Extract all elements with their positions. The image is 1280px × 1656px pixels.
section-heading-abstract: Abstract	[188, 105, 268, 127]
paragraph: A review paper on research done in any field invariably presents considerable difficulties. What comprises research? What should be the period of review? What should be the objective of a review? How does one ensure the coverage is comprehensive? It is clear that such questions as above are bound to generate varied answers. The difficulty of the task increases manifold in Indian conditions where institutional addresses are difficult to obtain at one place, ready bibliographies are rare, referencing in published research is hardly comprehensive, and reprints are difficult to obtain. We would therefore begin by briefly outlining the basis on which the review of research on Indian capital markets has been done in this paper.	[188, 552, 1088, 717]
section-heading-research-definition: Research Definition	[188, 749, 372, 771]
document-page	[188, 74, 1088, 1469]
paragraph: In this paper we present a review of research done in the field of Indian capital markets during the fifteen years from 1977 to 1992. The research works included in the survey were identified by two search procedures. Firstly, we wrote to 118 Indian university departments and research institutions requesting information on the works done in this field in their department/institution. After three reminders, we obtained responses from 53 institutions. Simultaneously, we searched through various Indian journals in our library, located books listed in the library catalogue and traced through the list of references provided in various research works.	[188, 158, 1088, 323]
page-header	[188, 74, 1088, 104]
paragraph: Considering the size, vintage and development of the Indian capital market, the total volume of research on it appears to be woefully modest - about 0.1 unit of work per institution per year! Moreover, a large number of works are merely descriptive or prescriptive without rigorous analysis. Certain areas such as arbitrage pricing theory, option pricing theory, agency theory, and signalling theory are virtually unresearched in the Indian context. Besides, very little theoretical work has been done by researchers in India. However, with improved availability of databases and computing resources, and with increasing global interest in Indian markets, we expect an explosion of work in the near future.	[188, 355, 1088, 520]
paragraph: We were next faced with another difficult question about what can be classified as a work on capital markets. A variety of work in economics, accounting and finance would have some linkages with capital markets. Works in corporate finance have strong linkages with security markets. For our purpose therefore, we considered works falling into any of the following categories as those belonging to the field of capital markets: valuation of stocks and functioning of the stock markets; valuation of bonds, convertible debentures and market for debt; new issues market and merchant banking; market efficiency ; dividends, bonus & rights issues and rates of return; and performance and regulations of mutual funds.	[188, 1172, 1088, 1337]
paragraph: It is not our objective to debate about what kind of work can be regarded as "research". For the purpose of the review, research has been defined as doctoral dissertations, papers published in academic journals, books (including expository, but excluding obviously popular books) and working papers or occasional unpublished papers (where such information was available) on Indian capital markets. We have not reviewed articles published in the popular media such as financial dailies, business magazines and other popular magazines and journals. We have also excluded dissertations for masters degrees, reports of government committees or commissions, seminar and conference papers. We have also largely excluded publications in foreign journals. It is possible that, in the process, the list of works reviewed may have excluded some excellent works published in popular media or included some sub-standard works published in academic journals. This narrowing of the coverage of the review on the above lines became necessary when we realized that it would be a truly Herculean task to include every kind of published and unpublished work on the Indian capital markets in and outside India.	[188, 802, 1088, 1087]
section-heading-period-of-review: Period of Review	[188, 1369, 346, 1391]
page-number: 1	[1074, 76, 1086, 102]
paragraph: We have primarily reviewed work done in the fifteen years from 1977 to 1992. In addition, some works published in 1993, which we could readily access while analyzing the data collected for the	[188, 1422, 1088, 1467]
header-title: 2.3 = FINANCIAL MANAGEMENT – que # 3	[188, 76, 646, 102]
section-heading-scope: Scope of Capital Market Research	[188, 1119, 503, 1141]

§ §

WHAT IS EXPECTED: Quote everything from the first line of the material down to the line containing "105, 268, 127]", including both of those lines, word for word.

TASK SOLUTION:
Extract all elements with their positions. The image is 1280px × 1656px pixels.
section-heading-abstract: Abstract	[188, 105, 268, 127]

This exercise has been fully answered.